Data records:
# # # # # # #

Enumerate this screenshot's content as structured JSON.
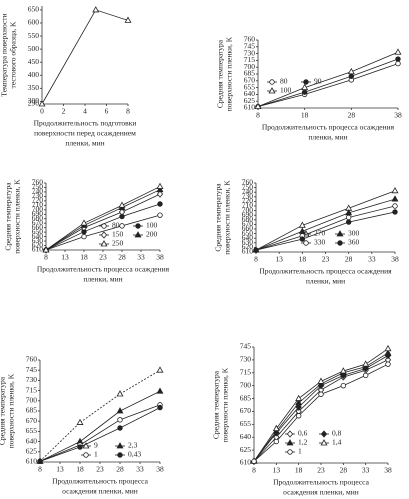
{
  "chart_data": [
    {
      "type": "line",
      "ylabel": [
        "Температура поверхности",
        "тестового образца, K"
      ],
      "xlabel": [
        "Продолжительность подготовки",
        "поверхности перед осаждением",
        "пленки, мин"
      ],
      "xlim": [
        0,
        8
      ],
      "xticks": [
        0,
        2,
        4,
        6,
        8
      ],
      "ylim": [
        290,
        665
      ],
      "yticks": [
        290,
        300,
        350,
        400,
        450,
        500,
        550,
        600,
        650
      ],
      "x": [
        0,
        5,
        8
      ],
      "series": [
        {
          "name": null,
          "color": "#222",
          "marker": "triangle-open",
          "values": [
            290,
            650,
            610
          ]
        }
      ]
    },
    {
      "type": "line",
      "ylabel": [
        "Средняя температура",
        "поверхности пленки, K"
      ],
      "xlabel": [
        "Продолжительность процесса осаждения",
        "пленки, мин"
      ],
      "xlim": [
        8,
        38
      ],
      "xticks": [
        8,
        18,
        28,
        38
      ],
      "ylim": [
        610,
        760
      ],
      "yticks": [
        610,
        625,
        640,
        655,
        670,
        685,
        700,
        715,
        730,
        745,
        760
      ],
      "x": [
        8,
        18,
        28,
        38
      ],
      "series": [
        {
          "name": "80",
          "color": "#222",
          "marker": "circle-open",
          "values": [
            613,
            640,
            672,
            708
          ]
        },
        {
          "name": "90",
          "color": "#222",
          "marker": "circle-filled",
          "values": [
            613,
            645,
            680,
            718
          ]
        },
        {
          "name": "100",
          "color": "#222",
          "marker": "triangle-open",
          "values": [
            613,
            655,
            690,
            733
          ]
        }
      ]
    },
    {
      "type": "line",
      "ylabel": [
        "Средняя температура",
        "поверхности пленки, K"
      ],
      "xlabel": [
        "Продолжительность процесса осаждения",
        "пленки, мин"
      ],
      "xlim": [
        8,
        38
      ],
      "xticks": [
        8,
        13,
        18,
        23,
        28,
        33,
        38
      ],
      "ylim": [
        610,
        760
      ],
      "yticks": [
        610,
        620,
        630,
        640,
        650,
        660,
        670,
        680,
        690,
        700,
        710,
        720,
        730,
        740,
        750,
        760
      ],
      "x": [
        8,
        18,
        28,
        38
      ],
      "series": [
        {
          "name": "80",
          "color": "#222",
          "marker": "circle-open",
          "values": [
            610,
            640,
            664,
            688
          ]
        },
        {
          "name": "100",
          "color": "#222",
          "marker": "circle-filled",
          "values": [
            610,
            651,
            685,
            713
          ]
        },
        {
          "name": "150",
          "color": "#222",
          "marker": "diamond-open",
          "values": [
            610,
            660,
            695,
            735
          ]
        },
        {
          "name": "200",
          "color": "#222",
          "marker": "triangle-filled",
          "values": [
            610,
            665,
            705,
            745
          ]
        },
        {
          "name": "250",
          "color": "#222",
          "marker": "triangle-open",
          "values": [
            610,
            670,
            710,
            752
          ]
        }
      ]
    },
    {
      "type": "line",
      "ylabel": [
        "Средняя температура",
        "поверхности пленки, K"
      ],
      "xlabel": [
        "Продолжительность процесса осаждения",
        "пленки, мин"
      ],
      "xlim": [
        8,
        38
      ],
      "xticks": [
        8,
        13,
        18,
        23,
        28,
        33,
        38
      ],
      "ylim": [
        610,
        760
      ],
      "yticks": [
        610,
        620,
        630,
        640,
        650,
        660,
        670,
        680,
        690,
        700,
        710,
        720,
        730,
        740,
        750,
        760
      ],
      "x": [
        8,
        18,
        28,
        38
      ],
      "series": [
        {
          "name": "270",
          "color": "#222",
          "marker": "triangle-open",
          "values": [
            614,
            668,
            705,
            743
          ]
        },
        {
          "name": "300",
          "color": "#222",
          "marker": "triangle-filled",
          "values": [
            614,
            655,
            695,
            725
          ]
        },
        {
          "name": "330",
          "color": "#222",
          "marker": "circle-open",
          "values": [
            614,
            645,
            685,
            710
          ]
        },
        {
          "name": "360",
          "color": "#222",
          "marker": "circle-filled",
          "values": [
            614,
            638,
            675,
            697
          ]
        }
      ]
    },
    {
      "type": "line",
      "ylabel": [
        "Средняя температура",
        "поверхности пленки, K"
      ],
      "xlabel": [
        "Продолжительность процесса",
        "осаждения пленки, мин"
      ],
      "xlim": [
        8,
        38
      ],
      "xticks": [
        8,
        13,
        18,
        23,
        28,
        33,
        38
      ],
      "ylim": [
        610,
        760
      ],
      "yticks": [
        610,
        625,
        640,
        655,
        670,
        685,
        700,
        715,
        730,
        745,
        760
      ],
      "x": [
        8,
        18,
        28,
        38
      ],
      "series": [
        {
          "name": "9",
          "color": "#222",
          "marker": "triangle-open",
          "dash": true,
          "values": [
            611,
            668,
            710,
            745
          ]
        },
        {
          "name": "2,3",
          "color": "#222",
          "marker": "triangle-filled",
          "values": [
            611,
            640,
            685,
            714
          ]
        },
        {
          "name": "1",
          "color": "#222",
          "marker": "circle-open",
          "values": [
            611,
            635,
            672,
            694
          ]
        },
        {
          "name": "0,43",
          "color": "#222",
          "marker": "circle-filled",
          "values": [
            611,
            632,
            660,
            690
          ]
        }
      ]
    },
    {
      "type": "line",
      "ylabel": [
        "Средняя температура",
        "поверхности пленки, K"
      ],
      "xlabel": [
        "Продолжительность процесса",
        "осаждения пленки, мин"
      ],
      "xlim": [
        8,
        38
      ],
      "xticks": [
        8,
        13,
        18,
        23,
        28,
        33,
        38
      ],
      "ylim": [
        610,
        745
      ],
      "yticks": [
        610,
        625,
        640,
        655,
        670,
        685,
        700,
        715,
        730,
        745
      ],
      "x": [
        8,
        13,
        18,
        23,
        28,
        33,
        38
      ],
      "series": [
        {
          "name": "0,6",
          "color": "#222",
          "marker": "diamond-open",
          "values": [
            612,
            640,
            670,
            695,
            710,
            718,
            730
          ]
        },
        {
          "name": "0,8",
          "color": "#222",
          "marker": "diamond-filled",
          "values": [
            612,
            645,
            675,
            700,
            712,
            720,
            735
          ]
        },
        {
          "name": "1,2",
          "color": "#222",
          "marker": "triangle-filled",
          "values": [
            612,
            647,
            680,
            702,
            715,
            722,
            738
          ]
        },
        {
          "name": "1,4",
          "color": "#222",
          "marker": "triangle-open",
          "values": [
            612,
            650,
            685,
            705,
            717,
            725,
            743
          ]
        },
        {
          "name": "1",
          "color": "#222",
          "marker": "circle-open",
          "values": [
            612,
            635,
            665,
            690,
            700,
            712,
            725
          ]
        }
      ]
    }
  ]
}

# # # # # # #

[Directions for this task] Repeat each record exactly, with the pictures left out.

[Response to the exercise]
Enumerate this screenshot's content as structured JSON.
{
  "chart_data": [
    {
      "type": "line",
      "ylabel": [
        "Температура поверхности",
        "тестового образца, K"
      ],
      "xlabel": [
        "Продолжительность подготовки",
        "поверхности перед осаждением",
        "пленки, мин"
      ],
      "xlim": [
        0,
        8
      ],
      "xticks": [
        0,
        2,
        4,
        6,
        8
      ],
      "ylim": [
        290,
        665
      ],
      "yticks": [
        290,
        300,
        350,
        400,
        450,
        500,
        550,
        600,
        650
      ],
      "x": [
        0,
        5,
        8
      ],
      "series": [
        {
          "name": null,
          "color": "#222",
          "marker": "triangle-open",
          "values": [
            290,
            650,
            610
          ]
        }
      ]
    },
    {
      "type": "line",
      "ylabel": [
        "Средняя температура",
        "поверхности пленки, K"
      ],
      "xlabel": [
        "Продолжительность процесса осаждения",
        "пленки, мин"
      ],
      "xlim": [
        8,
        38
      ],
      "xticks": [
        8,
        18,
        28,
        38
      ],
      "ylim": [
        610,
        760
      ],
      "yticks": [
        610,
        625,
        640,
        655,
        670,
        685,
        700,
        715,
        730,
        745,
        760
      ],
      "x": [
        8,
        18,
        28,
        38
      ],
      "series": [
        {
          "name": "80",
          "color": "#222",
          "marker": "circle-open",
          "values": [
            613,
            640,
            672,
            708
          ]
        },
        {
          "name": "90",
          "color": "#222",
          "marker": "circle-filled",
          "values": [
            613,
            645,
            680,
            718
          ]
        },
        {
          "name": "100",
          "color": "#222",
          "marker": "triangle-open",
          "values": [
            613,
            655,
            690,
            733
          ]
        }
      ]
    },
    {
      "type": "line",
      "ylabel": [
        "Средняя температура",
        "поверхности пленки, K"
      ],
      "xlabel": [
        "Продолжительность процесса осаждения",
        "пленки, мин"
      ],
      "xlim": [
        8,
        38
      ],
      "xticks": [
        8,
        13,
        18,
        23,
        28,
        33,
        38
      ],
      "ylim": [
        610,
        760
      ],
      "yticks": [
        610,
        620,
        630,
        640,
        650,
        660,
        670,
        680,
        690,
        700,
        710,
        720,
        730,
        740,
        750,
        760
      ],
      "x": [
        8,
        18,
        28,
        38
      ],
      "series": [
        {
          "name": "80",
          "color": "#222",
          "marker": "circle-open",
          "values": [
            610,
            640,
            664,
            688
          ]
        },
        {
          "name": "100",
          "color": "#222",
          "marker": "circle-filled",
          "values": [
            610,
            651,
            685,
            713
          ]
        },
        {
          "name": "150",
          "color": "#222",
          "marker": "diamond-open",
          "values": [
            610,
            660,
            695,
            735
          ]
        },
        {
          "name": "200",
          "color": "#222",
          "marker": "triangle-filled",
          "values": [
            610,
            665,
            705,
            745
          ]
        },
        {
          "name": "250",
          "color": "#222",
          "marker": "triangle-open",
          "values": [
            610,
            670,
            710,
            752
          ]
        }
      ]
    },
    {
      "type": "line",
      "ylabel": [
        "Средняя температура",
        "поверхности пленки, K"
      ],
      "xlabel": [
        "Продолжительность процесса осаждения",
        "пленки, мин"
      ],
      "xlim": [
        8,
        38
      ],
      "xticks": [
        8,
        13,
        18,
        23,
        28,
        33,
        38
      ],
      "ylim": [
        610,
        760
      ],
      "yticks": [
        610,
        620,
        630,
        640,
        650,
        660,
        670,
        680,
        690,
        700,
        710,
        720,
        730,
        740,
        750,
        760
      ],
      "x": [
        8,
        18,
        28,
        38
      ],
      "series": [
        {
          "name": "270",
          "color": "#222",
          "marker": "triangle-open",
          "values": [
            614,
            668,
            705,
            743
          ]
        },
        {
          "name": "300",
          "color": "#222",
          "marker": "triangle-filled",
          "values": [
            614,
            655,
            695,
            725
          ]
        },
        {
          "name": "330",
          "color": "#222",
          "marker": "circle-open",
          "values": [
            614,
            645,
            685,
            710
          ]
        },
        {
          "name": "360",
          "color": "#222",
          "marker": "circle-filled",
          "values": [
            614,
            638,
            675,
            697
          ]
        }
      ]
    },
    {
      "type": "line",
      "ylabel": [
        "Средняя температура",
        "поверхности пленки, K"
      ],
      "xlabel": [
        "Продолжительность процесса",
        "осаждения пленки, мин"
      ],
      "xlim": [
        8,
        38
      ],
      "xticks": [
        8,
        13,
        18,
        23,
        28,
        33,
        38
      ],
      "ylim": [
        610,
        760
      ],
      "yticks": [
        610,
        625,
        640,
        655,
        670,
        685,
        700,
        715,
        730,
        745,
        760
      ],
      "x": [
        8,
        18,
        28,
        38
      ],
      "series": [
        {
          "name": "9",
          "color": "#222",
          "marker": "triangle-open",
          "dash": true,
          "values": [
            611,
            668,
            710,
            745
          ]
        },
        {
          "name": "2,3",
          "color": "#222",
          "marker": "triangle-filled",
          "values": [
            611,
            640,
            685,
            714
          ]
        },
        {
          "name": "1",
          "color": "#222",
          "marker": "circle-open",
          "values": [
            611,
            635,
            672,
            694
          ]
        },
        {
          "name": "0,43",
          "color": "#222",
          "marker": "circle-filled",
          "values": [
            611,
            632,
            660,
            690
          ]
        }
      ]
    },
    {
      "type": "line",
      "ylabel": [
        "Средняя температура",
        "поверхности пленки, K"
      ],
      "xlabel": [
        "Продолжительность процесса",
        "осаждения пленки, мин"
      ],
      "xlim": [
        8,
        38
      ],
      "xticks": [
        8,
        13,
        18,
        23,
        28,
        33,
        38
      ],
      "ylim": [
        610,
        745
      ],
      "yticks": [
        610,
        625,
        640,
        655,
        670,
        685,
        700,
        715,
        730,
        745
      ],
      "x": [
        8,
        13,
        18,
        23,
        28,
        33,
        38
      ],
      "series": [
        {
          "name": "0,6",
          "color": "#222",
          "marker": "diamond-open",
          "values": [
            612,
            640,
            670,
            695,
            710,
            718,
            730
          ]
        },
        {
          "name": "0,8",
          "color": "#222",
          "marker": "diamond-filled",
          "values": [
            612,
            645,
            675,
            700,
            712,
            720,
            735
          ]
        },
        {
          "name": "1,2",
          "color": "#222",
          "marker": "triangle-filled",
          "values": [
            612,
            647,
            680,
            702,
            715,
            722,
            738
          ]
        },
        {
          "name": "1,4",
          "color": "#222",
          "marker": "triangle-open",
          "values": [
            612,
            650,
            685,
            705,
            717,
            725,
            743
          ]
        },
        {
          "name": "1",
          "color": "#222",
          "marker": "circle-open",
          "values": [
            612,
            635,
            665,
            690,
            700,
            712,
            725
          ]
        }
      ]
    }
  ]
}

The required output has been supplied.